GIVEN PROBLEM ▸
Each record must be reproduced exactly as it is shown.

[Items from a data source]
────────────────────────────────────────
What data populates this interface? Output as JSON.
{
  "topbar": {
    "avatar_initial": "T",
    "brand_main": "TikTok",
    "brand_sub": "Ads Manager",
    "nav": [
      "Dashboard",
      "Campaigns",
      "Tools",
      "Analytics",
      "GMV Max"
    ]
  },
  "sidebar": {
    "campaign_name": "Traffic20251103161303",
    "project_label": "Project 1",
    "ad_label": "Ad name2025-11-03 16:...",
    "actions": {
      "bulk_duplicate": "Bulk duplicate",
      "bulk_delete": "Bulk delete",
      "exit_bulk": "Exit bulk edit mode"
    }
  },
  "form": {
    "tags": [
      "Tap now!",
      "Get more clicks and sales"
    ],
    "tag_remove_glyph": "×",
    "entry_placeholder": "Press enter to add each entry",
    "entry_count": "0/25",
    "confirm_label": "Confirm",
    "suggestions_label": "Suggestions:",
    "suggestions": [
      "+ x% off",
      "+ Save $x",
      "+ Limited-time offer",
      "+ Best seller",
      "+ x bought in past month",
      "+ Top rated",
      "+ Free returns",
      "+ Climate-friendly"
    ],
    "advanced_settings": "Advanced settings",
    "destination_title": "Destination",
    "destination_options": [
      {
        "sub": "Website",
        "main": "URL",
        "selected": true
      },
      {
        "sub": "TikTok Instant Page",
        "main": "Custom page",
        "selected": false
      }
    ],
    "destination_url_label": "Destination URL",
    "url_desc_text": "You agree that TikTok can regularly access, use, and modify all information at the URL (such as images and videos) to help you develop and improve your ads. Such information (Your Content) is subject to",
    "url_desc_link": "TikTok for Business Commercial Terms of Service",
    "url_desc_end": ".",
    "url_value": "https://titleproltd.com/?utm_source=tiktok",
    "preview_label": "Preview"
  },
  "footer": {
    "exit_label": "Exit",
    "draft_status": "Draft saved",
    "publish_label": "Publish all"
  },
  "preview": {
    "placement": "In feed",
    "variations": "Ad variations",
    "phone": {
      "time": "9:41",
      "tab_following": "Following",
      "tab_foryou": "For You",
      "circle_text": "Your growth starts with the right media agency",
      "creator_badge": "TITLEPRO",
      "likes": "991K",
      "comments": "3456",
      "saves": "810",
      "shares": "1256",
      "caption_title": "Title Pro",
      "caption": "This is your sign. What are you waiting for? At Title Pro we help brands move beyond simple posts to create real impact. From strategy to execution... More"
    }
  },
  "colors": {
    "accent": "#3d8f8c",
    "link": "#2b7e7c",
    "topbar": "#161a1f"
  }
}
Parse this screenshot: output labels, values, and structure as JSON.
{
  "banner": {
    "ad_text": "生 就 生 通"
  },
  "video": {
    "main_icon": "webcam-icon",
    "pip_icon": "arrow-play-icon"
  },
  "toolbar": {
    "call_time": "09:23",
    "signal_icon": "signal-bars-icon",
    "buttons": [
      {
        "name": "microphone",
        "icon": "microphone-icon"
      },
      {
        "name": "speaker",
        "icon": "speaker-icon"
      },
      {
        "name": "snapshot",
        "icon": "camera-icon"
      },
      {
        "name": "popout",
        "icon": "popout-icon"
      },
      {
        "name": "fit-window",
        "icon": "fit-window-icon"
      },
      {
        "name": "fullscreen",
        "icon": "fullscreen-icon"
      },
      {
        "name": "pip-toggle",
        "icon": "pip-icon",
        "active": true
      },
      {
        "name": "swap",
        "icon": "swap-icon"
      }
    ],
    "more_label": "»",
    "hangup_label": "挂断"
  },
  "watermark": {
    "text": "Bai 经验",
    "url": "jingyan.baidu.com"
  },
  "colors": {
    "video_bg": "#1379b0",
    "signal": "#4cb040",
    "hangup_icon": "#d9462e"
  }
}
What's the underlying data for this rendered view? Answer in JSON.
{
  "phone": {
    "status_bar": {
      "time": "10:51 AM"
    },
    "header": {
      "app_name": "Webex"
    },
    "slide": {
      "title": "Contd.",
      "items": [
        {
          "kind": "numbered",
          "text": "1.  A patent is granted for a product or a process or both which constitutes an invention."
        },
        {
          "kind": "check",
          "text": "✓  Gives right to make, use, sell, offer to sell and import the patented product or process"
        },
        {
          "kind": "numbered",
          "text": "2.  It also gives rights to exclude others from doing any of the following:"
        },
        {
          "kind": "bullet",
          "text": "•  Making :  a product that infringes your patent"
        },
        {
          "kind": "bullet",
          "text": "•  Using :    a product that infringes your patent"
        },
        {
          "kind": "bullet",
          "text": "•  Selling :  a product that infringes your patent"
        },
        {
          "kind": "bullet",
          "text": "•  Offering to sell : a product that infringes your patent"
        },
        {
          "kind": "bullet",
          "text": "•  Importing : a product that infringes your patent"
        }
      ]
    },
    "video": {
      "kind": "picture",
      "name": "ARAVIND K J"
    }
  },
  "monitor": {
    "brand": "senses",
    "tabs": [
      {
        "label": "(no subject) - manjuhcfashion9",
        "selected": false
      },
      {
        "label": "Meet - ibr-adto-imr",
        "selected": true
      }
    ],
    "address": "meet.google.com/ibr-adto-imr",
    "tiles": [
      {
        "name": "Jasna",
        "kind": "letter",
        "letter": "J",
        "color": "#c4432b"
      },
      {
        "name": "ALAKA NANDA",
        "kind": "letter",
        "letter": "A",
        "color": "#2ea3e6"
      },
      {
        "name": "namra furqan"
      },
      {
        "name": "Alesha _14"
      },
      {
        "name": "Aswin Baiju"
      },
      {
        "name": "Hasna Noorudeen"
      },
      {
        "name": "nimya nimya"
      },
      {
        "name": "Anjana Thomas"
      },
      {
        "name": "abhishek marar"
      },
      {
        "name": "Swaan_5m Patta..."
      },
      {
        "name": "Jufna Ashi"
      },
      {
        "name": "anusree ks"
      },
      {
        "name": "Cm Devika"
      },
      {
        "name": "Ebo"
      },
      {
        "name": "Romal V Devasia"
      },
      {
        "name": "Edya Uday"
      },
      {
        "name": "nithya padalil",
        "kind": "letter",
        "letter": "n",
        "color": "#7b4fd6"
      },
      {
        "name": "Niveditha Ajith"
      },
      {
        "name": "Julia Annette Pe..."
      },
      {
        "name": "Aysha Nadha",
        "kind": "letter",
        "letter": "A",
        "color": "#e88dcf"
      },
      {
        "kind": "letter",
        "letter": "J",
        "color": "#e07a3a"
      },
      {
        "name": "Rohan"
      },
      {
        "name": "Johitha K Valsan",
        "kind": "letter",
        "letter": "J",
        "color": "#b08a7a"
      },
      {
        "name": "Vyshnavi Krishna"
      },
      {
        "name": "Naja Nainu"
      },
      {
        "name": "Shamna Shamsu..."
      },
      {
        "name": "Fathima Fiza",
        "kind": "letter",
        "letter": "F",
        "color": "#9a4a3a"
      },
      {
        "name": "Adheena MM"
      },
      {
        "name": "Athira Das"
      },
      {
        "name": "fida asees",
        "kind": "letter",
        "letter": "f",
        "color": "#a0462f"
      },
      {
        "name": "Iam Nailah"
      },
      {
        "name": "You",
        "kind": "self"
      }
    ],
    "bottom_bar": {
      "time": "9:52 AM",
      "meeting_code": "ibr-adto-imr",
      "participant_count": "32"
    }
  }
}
────────────────────────────────────────
RESPONSE BELOW ▸
What data populates this interface? Output as JSON.
{
  "topbar": {
    "avatar_initial": "T",
    "brand_main": "TikTok",
    "brand_sub": "Ads Manager",
    "nav": [
      "Dashboard",
      "Campaigns",
      "Tools",
      "Analytics",
      "GMV Max"
    ]
  },
  "sidebar": {
    "campaign_name": "Traffic20251103161303",
    "project_label": "Project 1",
    "ad_label": "Ad name2025-11-03 16:...",
    "actions": {
      "bulk_duplicate": "Bulk duplicate",
      "bulk_delete": "Bulk delete",
      "exit_bulk": "Exit bulk edit mode"
    }
  },
  "form": {
    "tags": [
      "Tap now!",
      "Get more clicks and sales"
    ],
    "tag_remove_glyph": "×",
    "entry_placeholder": "Press enter to add each entry",
    "entry_count": "0/25",
    "confirm_label": "Confirm",
    "suggestions_label": "Suggestions:",
    "suggestions": [
      "+ x% off",
      "+ Save $x",
      "+ Limited-time offer",
      "+ Best seller",
      "+ x bought in past month",
      "+ Top rated",
      "+ Free returns",
      "+ Climate-friendly"
    ],
    "advanced_settings": "Advanced settings",
    "destination_title": "Destination",
    "destination_options": [
      {
        "sub": "Website",
        "main": "URL",
        "selected": true
      },
      {
        "sub": "TikTok Instant Page",
        "main": "Custom page",
        "selected": false
      }
    ],
    "destination_url_label": "Destination URL",
    "url_desc_text": "You agree that TikTok can regularly access, use, and modify all information at the URL (such as images and videos) to help you develop and improve your ads. Such information (Your Content) is subject to",
    "url_desc_link": "TikTok for Business Commercial Terms of Service",
    "url_desc_end": ".",
    "url_value": "https://titleproltd.com/?utm_source=tiktok",
    "preview_label": "Preview"
  },
  "footer": {
    "exit_label": "Exit",
    "draft_status": "Draft saved",
    "publish_label": "Publish all"
  },
  "preview": {
    "placement": "In feed",
    "variations": "Ad variations",
    "phone": {
      "time": "9:41",
      "tab_following": "Following",
      "tab_foryou": "For You",
      "circle_text": "Your growth starts with the right media agency",
      "creator_badge": "TITLEPRO",
      "likes": "991K",
      "comments": "3456",
      "saves": "810",
      "shares": "1256",
      "caption_title": "Title Pro",
      "caption": "This is your sign. What are you waiting for? At Title Pro we help brands move beyond simple posts to create real impact. From strategy to execution... More"
    }
  },
  "colors": {
    "accent": "#3d8f8c",
    "link": "#2b7e7c",
    "topbar": "#161a1f"
  }
}
Parse this screenshot: output labels, values, and structure as JSON.
{
  "banner": {
    "ad_text": "生 就 生 通"
  },
  "video": {
    "main_icon": "webcam-icon",
    "pip_icon": "arrow-play-icon"
  },
  "toolbar": {
    "call_time": "09:23",
    "signal_icon": "signal-bars-icon",
    "buttons": [
      {
        "name": "microphone",
        "icon": "microphone-icon"
      },
      {
        "name": "speaker",
        "icon": "speaker-icon"
      },
      {
        "name": "snapshot",
        "icon": "camera-icon"
      },
      {
        "name": "popout",
        "icon": "popout-icon"
      },
      {
        "name": "fit-window",
        "icon": "fit-window-icon"
      },
      {
        "name": "fullscreen",
        "icon": "fullscreen-icon"
      },
      {
        "name": "pip-toggle",
        "icon": "pip-icon",
        "active": true
      },
      {
        "name": "swap",
        "icon": "swap-icon"
      }
    ],
    "more_label": "»",
    "hangup_label": "挂断"
  },
  "watermark": {
    "text": "Bai 经验",
    "url": "jingyan.baidu.com"
  },
  "colors": {
    "video_bg": "#1379b0",
    "signal": "#4cb040",
    "hangup_icon": "#d9462e"
  }
}
What's the underlying data for this rendered view? Answer in JSON.
{
  "phone": {
    "status_bar": {
      "time": "10:51 AM"
    },
    "header": {
      "app_name": "Webex"
    },
    "slide": {
      "title": "Contd.",
      "items": [
        {
          "kind": "numbered",
          "text": "1.  A patent is granted for a product or a process or both which constitutes an invention."
        },
        {
          "kind": "check",
          "text": "✓  Gives right to make, use, sell, offer to sell and import the patented product or process"
        },
        {
          "kind": "numbered",
          "text": "2.  It also gives rights to exclude others from doing any of the following:"
        },
        {
          "kind": "bullet",
          "text": "•  Making :  a product that infringes your patent"
        },
        {
          "kind": "bullet",
          "text": "•  Using :    a product that infringes your patent"
        },
        {
          "kind": "bullet",
          "text": "•  Selling :  a product that infringes your patent"
        },
        {
          "kind": "bullet",
          "text": "•  Offering to sell : a product that infringes your patent"
        },
        {
          "kind": "bullet",
          "text": "•  Importing : a product that infringes your patent"
        }
      ]
    },
    "video": {
      "kind": "picture",
      "name": "ARAVIND K J"
    }
  },
  "monitor": {
    "brand": "senses",
    "tabs": [
      {
        "label": "(no subject) - manjuhcfashion9",
        "selected": false
      },
      {
        "label": "Meet - ibr-adto-imr",
        "selected": true
      }
    ],
    "address": "meet.google.com/ibr-adto-imr",
    "tiles": [
      {
        "name": "Jasna",
        "kind": "letter",
        "letter": "J",
        "color": "#c4432b"
      },
      {
        "name": "ALAKA NANDA",
        "kind": "letter",
        "letter": "A",
        "color": "#2ea3e6"
      },
      {
        "name": "namra furqan"
      },
      {
        "name": "Alesha _14"
      },
      {
        "name": "Aswin Baiju"
      },
      {
        "name": "Hasna Noorudeen"
      },
      {
        "name": "nimya nimya"
      },
      {
        "name": "Anjana Thomas"
      },
      {
        "name": "abhishek marar"
      },
      {
        "name": "Swaan_5m Patta..."
      },
      {
        "name": "Jufna Ashi"
      },
      {
        "name": "anusree ks"
      },
      {
        "name": "Cm Devika"
      },
      {
        "name": "Ebo"
      },
      {
        "name": "Romal V Devasia"
      },
      {
        "name": "Edya Uday"
      },
      {
        "name": "nithya padalil",
        "kind": "letter",
        "letter": "n",
        "color": "#7b4fd6"
      },
      {
        "name": "Niveditha Ajith"
      },
      {
        "name": "Julia Annette Pe..."
      },
      {
        "name": "Aysha Nadha",
        "kind": "letter",
        "letter": "A",
        "color": "#e88dcf"
      },
      {
        "kind": "letter",
        "letter": "J",
        "color": "#e07a3a"
      },
      {
        "name": "Rohan"
      },
      {
        "name": "Johitha K Valsan",
        "kind": "letter",
        "letter": "J",
        "color": "#b08a7a"
      },
      {
        "name": "Vyshnavi Krishna"
      },
      {
        "name": "Naja Nainu"
      },
      {
        "name": "Shamna Shamsu..."
      },
      {
        "name": "Fathima Fiza",
        "kind": "letter",
        "letter": "F",
        "color": "#9a4a3a"
      },
      {
        "name": "Adheena MM"
      },
      {
        "name": "Athira Das"
      },
      {
        "name": "fida asees",
        "kind": "letter",
        "letter": "f",
        "color": "#a0462f"
      },
      {
        "name": "Iam Nailah"
      },
      {
        "name": "You",
        "kind": "self"
      }
    ],
    "bottom_bar": {
      "time": "9:52 AM",
      "meeting_code": "ibr-adto-imr",
      "participant_count": "32"
    }
  }
}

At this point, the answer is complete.